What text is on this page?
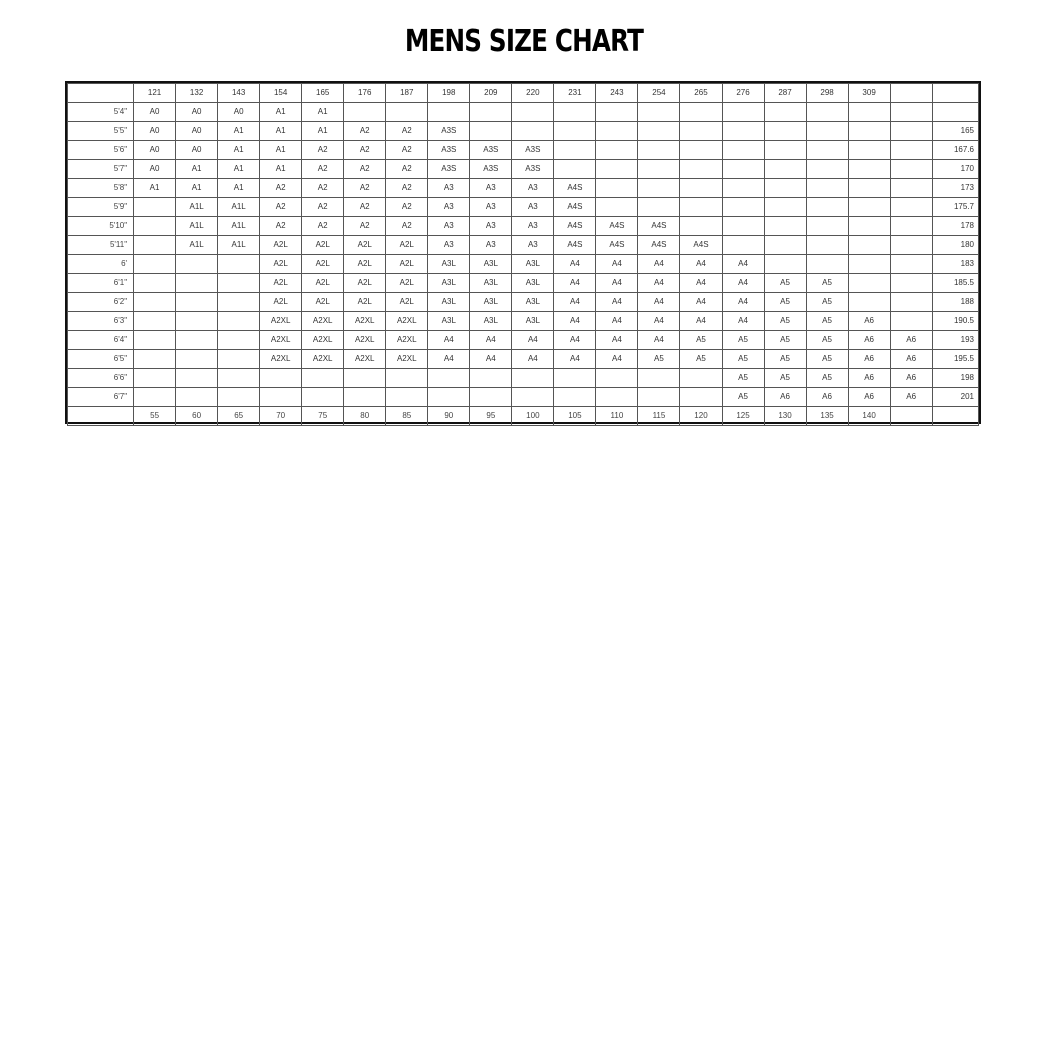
MENS SIZE CHART
	121	132	143	154	165	176	187	198	209	220	231	243	254	265	276	287	298	309		
5'4"	A0	A0	A0	A1	A1															
5'5"	A0	A0	A1	A1	A1	A2	A2	A3S												165
5'6"	A0	A0	A1	A1	A2	A2	A2	A3S	A3S	A3S										167.6
5'7"	A0	A1	A1	A1	A2	A2	A2	A3S	A3S	A3S										170
5'8"	A1	A1	A1	A2	A2	A2	A2	A3	A3	A3	A4S									173
5'9"		A1L	A1L	A2	A2	A2	A2	A3	A3	A3	A4S									175.7
5'10"		A1L	A1L	A2	A2	A2	A2	A3	A3	A3	A4S	A4S	A4S							178
5'11"		A1L	A1L	A2L	A2L	A2L	A2L	A3	A3	A3	A4S	A4S	A4S	A4S						180
6'				A2L	A2L	A2L	A2L	A3L	A3L	A3L	A4	A4	A4	A4	A4					183
6'1"				A2L	A2L	A2L	A2L	A3L	A3L	A3L	A4	A4	A4	A4	A4	A5	A5			185.5
6'2"				A2L	A2L	A2L	A2L	A3L	A3L	A3L	A4	A4	A4	A4	A4	A5	A5			188
6'3"				A2XL	A2XL	A2XL	A2XL	A3L	A3L	A3L	A4	A4	A4	A4	A4	A5	A5	A6		190.5
6'4"				A2XL	A2XL	A2XL	A2XL	A4	A4	A4	A4	A4	A4	A5	A5	A5	A5	A6	A6	193
6'5"				A2XL	A2XL	A2XL	A2XL	A4	A4	A4	A4	A4	A5	A5	A5	A5	A5	A6	A6	195.5
6'6"															A5	A5	A5	A6	A6	198
6'7"															A5	A6	A6	A6	A6	201
	55	60	65	70	75	80	85	90	95	100	105	110	115	120	125	130	135	140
**********
Keep the pictures out and write out the records exactly.

What text is on this page?
MENS SIZE CHART
	121	132	143	154	165	176	187	198	209	220	231	243	254	265	276	287	298	309		
5'4"	A0	A0	A0	A1	A1															
5'5"	A0	A0	A1	A1	A1	A2	A2	A3S												165
5'6"	A0	A0	A1	A1	A2	A2	A2	A3S	A3S	A3S										167.6
5'7"	A0	A1	A1	A1	A2	A2	A2	A3S	A3S	A3S										170
5'8"	A1	A1	A1	A2	A2	A2	A2	A3	A3	A3	A4S									173
5'9"		A1L	A1L	A2	A2	A2	A2	A3	A3	A3	A4S									175.7
5'10"		A1L	A1L	A2	A2	A2	A2	A3	A3	A3	A4S	A4S	A4S							178
5'11"		A1L	A1L	A2L	A2L	A2L	A2L	A3	A3	A3	A4S	A4S	A4S	A4S						180
6'				A2L	A2L	A2L	A2L	A3L	A3L	A3L	A4	A4	A4	A4	A4					183
6'1"				A2L	A2L	A2L	A2L	A3L	A3L	A3L	A4	A4	A4	A4	A4	A5	A5			185.5
6'2"				A2L	A2L	A2L	A2L	A3L	A3L	A3L	A4	A4	A4	A4	A4	A5	A5			188
6'3"				A2XL	A2XL	A2XL	A2XL	A3L	A3L	A3L	A4	A4	A4	A4	A4	A5	A5	A6		190.5
6'4"				A2XL	A2XL	A2XL	A2XL	A4	A4	A4	A4	A4	A4	A5	A5	A5	A5	A6	A6	193
6'5"				A2XL	A2XL	A2XL	A2XL	A4	A4	A4	A4	A4	A5	A5	A5	A5	A5	A6	A6	195.5
6'6"															A5	A5	A5	A6	A6	198
6'7"															A5	A6	A6	A6	A6	201
	55	60	65	70	75	80	85	90	95	100	105	110	115	120	125	130	135	140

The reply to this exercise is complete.